→ **What is asked**:
Leave out the pictures and repeat the data exactly.

☆ ☆ ☆ ☆

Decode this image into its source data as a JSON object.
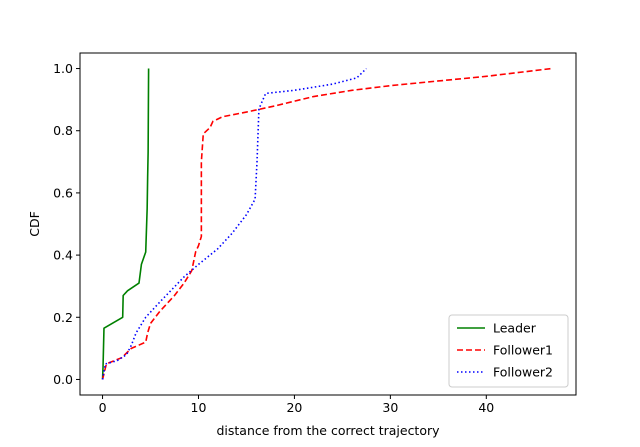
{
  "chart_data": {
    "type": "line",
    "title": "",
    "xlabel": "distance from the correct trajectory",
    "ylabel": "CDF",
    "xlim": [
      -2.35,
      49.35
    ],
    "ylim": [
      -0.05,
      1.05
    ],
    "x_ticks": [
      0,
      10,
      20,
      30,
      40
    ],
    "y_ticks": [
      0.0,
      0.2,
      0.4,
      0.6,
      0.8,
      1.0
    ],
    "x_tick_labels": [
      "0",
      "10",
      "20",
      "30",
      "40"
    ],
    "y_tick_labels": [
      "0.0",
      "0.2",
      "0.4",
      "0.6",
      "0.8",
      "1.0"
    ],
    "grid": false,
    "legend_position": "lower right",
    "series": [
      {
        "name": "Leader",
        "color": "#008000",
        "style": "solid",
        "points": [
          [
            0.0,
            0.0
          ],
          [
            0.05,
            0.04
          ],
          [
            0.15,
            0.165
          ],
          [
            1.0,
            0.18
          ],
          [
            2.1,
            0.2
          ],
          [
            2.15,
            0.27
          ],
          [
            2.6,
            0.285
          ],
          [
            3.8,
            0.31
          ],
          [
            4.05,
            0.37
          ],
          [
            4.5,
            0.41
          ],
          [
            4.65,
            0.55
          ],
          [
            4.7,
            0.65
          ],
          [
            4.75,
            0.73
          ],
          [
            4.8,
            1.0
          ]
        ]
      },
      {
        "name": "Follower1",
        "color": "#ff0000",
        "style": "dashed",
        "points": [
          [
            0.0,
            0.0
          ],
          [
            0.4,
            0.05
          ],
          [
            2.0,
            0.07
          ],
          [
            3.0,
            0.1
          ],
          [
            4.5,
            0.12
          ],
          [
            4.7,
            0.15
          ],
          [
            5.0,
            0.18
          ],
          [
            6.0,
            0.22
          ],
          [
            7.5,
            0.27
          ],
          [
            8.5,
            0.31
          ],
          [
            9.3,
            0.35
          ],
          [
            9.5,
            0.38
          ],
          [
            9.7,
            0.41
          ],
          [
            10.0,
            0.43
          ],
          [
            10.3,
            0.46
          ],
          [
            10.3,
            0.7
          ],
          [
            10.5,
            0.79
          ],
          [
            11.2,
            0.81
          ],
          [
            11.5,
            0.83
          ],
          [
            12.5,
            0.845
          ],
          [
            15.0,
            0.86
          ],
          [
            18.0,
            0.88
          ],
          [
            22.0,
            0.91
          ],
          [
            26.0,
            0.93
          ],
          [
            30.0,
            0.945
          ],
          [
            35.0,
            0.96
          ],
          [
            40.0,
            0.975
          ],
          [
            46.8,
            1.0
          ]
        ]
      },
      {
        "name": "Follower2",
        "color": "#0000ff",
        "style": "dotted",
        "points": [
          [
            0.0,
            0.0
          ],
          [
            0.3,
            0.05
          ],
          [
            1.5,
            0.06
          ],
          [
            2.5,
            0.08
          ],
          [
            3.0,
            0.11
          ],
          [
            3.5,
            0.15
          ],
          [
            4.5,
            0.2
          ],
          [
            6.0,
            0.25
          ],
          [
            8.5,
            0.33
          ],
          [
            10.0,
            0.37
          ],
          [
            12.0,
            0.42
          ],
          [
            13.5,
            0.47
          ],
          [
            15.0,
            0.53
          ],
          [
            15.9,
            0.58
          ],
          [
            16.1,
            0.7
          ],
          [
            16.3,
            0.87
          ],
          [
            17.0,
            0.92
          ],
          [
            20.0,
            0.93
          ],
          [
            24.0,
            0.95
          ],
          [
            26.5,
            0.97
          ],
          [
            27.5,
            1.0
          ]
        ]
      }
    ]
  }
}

☆ ☆ ☆ ☆

→ **Full response**:
Decode this image into its source data as a JSON object.
{
  "chart_data": {
    "type": "line",
    "title": "",
    "xlabel": "distance from the correct trajectory",
    "ylabel": "CDF",
    "xlim": [
      -2.35,
      49.35
    ],
    "ylim": [
      -0.05,
      1.05
    ],
    "x_ticks": [
      0,
      10,
      20,
      30,
      40
    ],
    "y_ticks": [
      0.0,
      0.2,
      0.4,
      0.6,
      0.8,
      1.0
    ],
    "x_tick_labels": [
      "0",
      "10",
      "20",
      "30",
      "40"
    ],
    "y_tick_labels": [
      "0.0",
      "0.2",
      "0.4",
      "0.6",
      "0.8",
      "1.0"
    ],
    "grid": false,
    "legend_position": "lower right",
    "series": [
      {
        "name": "Leader",
        "color": "#008000",
        "style": "solid",
        "points": [
          [
            0.0,
            0.0
          ],
          [
            0.05,
            0.04
          ],
          [
            0.15,
            0.165
          ],
          [
            1.0,
            0.18
          ],
          [
            2.1,
            0.2
          ],
          [
            2.15,
            0.27
          ],
          [
            2.6,
            0.285
          ],
          [
            3.8,
            0.31
          ],
          [
            4.05,
            0.37
          ],
          [
            4.5,
            0.41
          ],
          [
            4.65,
            0.55
          ],
          [
            4.7,
            0.65
          ],
          [
            4.75,
            0.73
          ],
          [
            4.8,
            1.0
          ]
        ]
      },
      {
        "name": "Follower1",
        "color": "#ff0000",
        "style": "dashed",
        "points": [
          [
            0.0,
            0.0
          ],
          [
            0.4,
            0.05
          ],
          [
            2.0,
            0.07
          ],
          [
            3.0,
            0.1
          ],
          [
            4.5,
            0.12
          ],
          [
            4.7,
            0.15
          ],
          [
            5.0,
            0.18
          ],
          [
            6.0,
            0.22
          ],
          [
            7.5,
            0.27
          ],
          [
            8.5,
            0.31
          ],
          [
            9.3,
            0.35
          ],
          [
            9.5,
            0.38
          ],
          [
            9.7,
            0.41
          ],
          [
            10.0,
            0.43
          ],
          [
            10.3,
            0.46
          ],
          [
            10.3,
            0.7
          ],
          [
            10.5,
            0.79
          ],
          [
            11.2,
            0.81
          ],
          [
            11.5,
            0.83
          ],
          [
            12.5,
            0.845
          ],
          [
            15.0,
            0.86
          ],
          [
            18.0,
            0.88
          ],
          [
            22.0,
            0.91
          ],
          [
            26.0,
            0.93
          ],
          [
            30.0,
            0.945
          ],
          [
            35.0,
            0.96
          ],
          [
            40.0,
            0.975
          ],
          [
            46.8,
            1.0
          ]
        ]
      },
      {
        "name": "Follower2",
        "color": "#0000ff",
        "style": "dotted",
        "points": [
          [
            0.0,
            0.0
          ],
          [
            0.3,
            0.05
          ],
          [
            1.5,
            0.06
          ],
          [
            2.5,
            0.08
          ],
          [
            3.0,
            0.11
          ],
          [
            3.5,
            0.15
          ],
          [
            4.5,
            0.2
          ],
          [
            6.0,
            0.25
          ],
          [
            8.5,
            0.33
          ],
          [
            10.0,
            0.37
          ],
          [
            12.0,
            0.42
          ],
          [
            13.5,
            0.47
          ],
          [
            15.0,
            0.53
          ],
          [
            15.9,
            0.58
          ],
          [
            16.1,
            0.7
          ],
          [
            16.3,
            0.87
          ],
          [
            17.0,
            0.92
          ],
          [
            20.0,
            0.93
          ],
          [
            24.0,
            0.95
          ],
          [
            26.5,
            0.97
          ],
          [
            27.5,
            1.0
          ]
        ]
      }
    ]
  }
}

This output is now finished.